Lines holding the string "manner" are the ones to copy; find them all in the data.

--------------------------------------------------

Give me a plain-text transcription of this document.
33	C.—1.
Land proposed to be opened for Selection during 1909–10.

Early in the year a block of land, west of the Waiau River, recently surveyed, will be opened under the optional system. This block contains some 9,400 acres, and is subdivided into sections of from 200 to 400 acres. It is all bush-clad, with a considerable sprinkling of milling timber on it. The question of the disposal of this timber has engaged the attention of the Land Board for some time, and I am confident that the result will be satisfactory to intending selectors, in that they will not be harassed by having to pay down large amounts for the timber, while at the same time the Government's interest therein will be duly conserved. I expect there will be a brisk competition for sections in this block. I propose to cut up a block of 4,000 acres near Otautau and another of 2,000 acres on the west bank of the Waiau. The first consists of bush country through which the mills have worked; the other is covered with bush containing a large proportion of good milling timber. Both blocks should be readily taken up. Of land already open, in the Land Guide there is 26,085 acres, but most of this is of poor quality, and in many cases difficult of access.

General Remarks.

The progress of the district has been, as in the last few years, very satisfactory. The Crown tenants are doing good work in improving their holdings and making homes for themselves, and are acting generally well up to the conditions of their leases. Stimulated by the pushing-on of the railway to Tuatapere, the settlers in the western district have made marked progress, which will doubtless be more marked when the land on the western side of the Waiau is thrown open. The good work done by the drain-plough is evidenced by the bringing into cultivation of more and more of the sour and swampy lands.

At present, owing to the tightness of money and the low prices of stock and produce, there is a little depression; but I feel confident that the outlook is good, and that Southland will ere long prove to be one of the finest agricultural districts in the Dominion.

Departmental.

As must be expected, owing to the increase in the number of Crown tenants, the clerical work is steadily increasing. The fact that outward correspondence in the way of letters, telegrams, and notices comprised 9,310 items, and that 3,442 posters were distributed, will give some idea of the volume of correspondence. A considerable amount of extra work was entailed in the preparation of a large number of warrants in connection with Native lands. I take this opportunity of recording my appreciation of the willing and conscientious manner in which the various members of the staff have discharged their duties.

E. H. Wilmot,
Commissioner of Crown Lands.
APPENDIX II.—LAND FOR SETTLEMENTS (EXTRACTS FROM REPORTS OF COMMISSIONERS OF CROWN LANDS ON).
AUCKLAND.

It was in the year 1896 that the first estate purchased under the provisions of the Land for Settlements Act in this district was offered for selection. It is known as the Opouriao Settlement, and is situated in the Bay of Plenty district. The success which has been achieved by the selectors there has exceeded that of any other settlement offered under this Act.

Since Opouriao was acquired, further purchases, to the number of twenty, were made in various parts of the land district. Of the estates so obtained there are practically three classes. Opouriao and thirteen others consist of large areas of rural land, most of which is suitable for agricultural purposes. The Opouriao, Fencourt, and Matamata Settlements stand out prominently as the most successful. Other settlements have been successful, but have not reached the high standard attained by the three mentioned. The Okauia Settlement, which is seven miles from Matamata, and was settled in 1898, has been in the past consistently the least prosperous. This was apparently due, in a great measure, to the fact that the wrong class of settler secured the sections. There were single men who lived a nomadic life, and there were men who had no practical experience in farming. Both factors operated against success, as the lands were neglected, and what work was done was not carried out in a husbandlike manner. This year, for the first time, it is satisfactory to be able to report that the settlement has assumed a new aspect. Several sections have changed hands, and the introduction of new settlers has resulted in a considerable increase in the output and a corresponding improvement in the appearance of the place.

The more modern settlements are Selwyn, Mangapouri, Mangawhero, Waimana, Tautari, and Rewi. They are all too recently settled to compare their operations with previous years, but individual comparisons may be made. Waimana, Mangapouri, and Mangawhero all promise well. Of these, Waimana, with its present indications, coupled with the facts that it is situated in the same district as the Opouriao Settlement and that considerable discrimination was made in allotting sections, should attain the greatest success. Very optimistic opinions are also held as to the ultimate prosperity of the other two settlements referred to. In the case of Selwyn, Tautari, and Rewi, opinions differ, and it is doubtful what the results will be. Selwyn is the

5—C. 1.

--------------------------------------------------

- SOLUTION FOR THIS EXERCISE
As must be expected, owing to the increase in the number of Crown tenants, the clerical work is steadily increasing. The fact that outward correspondence in the way of letters, telegrams, and notices comprised 9,310 items, and that 3,442 posters were distributed, will give some idea of the volume of correspondence. A considerable amount of extra work was entailed in the preparation of a large number of warrants in connection with Native lands. I take this opportunity of recording my appreciation of the willing and conscientious manner in which the various members of the staff have discharged their duties.
Since Opouriao was acquired, further purchases, to the number of twenty, were made in various parts of the land district. Of the estates so obtained there are practically three classes. Opouriao and thirteen others consist of large areas of rural land, most of which is suitable for agricultural purposes. The Opouriao, Fencourt, and Matamata Settlements stand out prominently as the most successful. Other settlements have been successful, but have not reached the high standard attained by the three mentioned. The Okauia Settlement, which is seven miles from Matamata, and was settled in 1898, has been in the past consistently the least prosperous. This was apparently due, in a great measure, to the fact that the wrong class of settler secured the sections. There were single men who lived a nomadic life, and there were men who had no practical experience in farming. Both factors operated against success, as the lands were neglected, and what work was done was not carried out in a husbandlike manner. This year, for the first time, it is satisfactory to be able to report that the settlement has assumed a new aspect. Several sections have changed hands, and the introduction of new settlers has resulted in a considerable increase in the output and a corresponding improvement in the appearance of the place.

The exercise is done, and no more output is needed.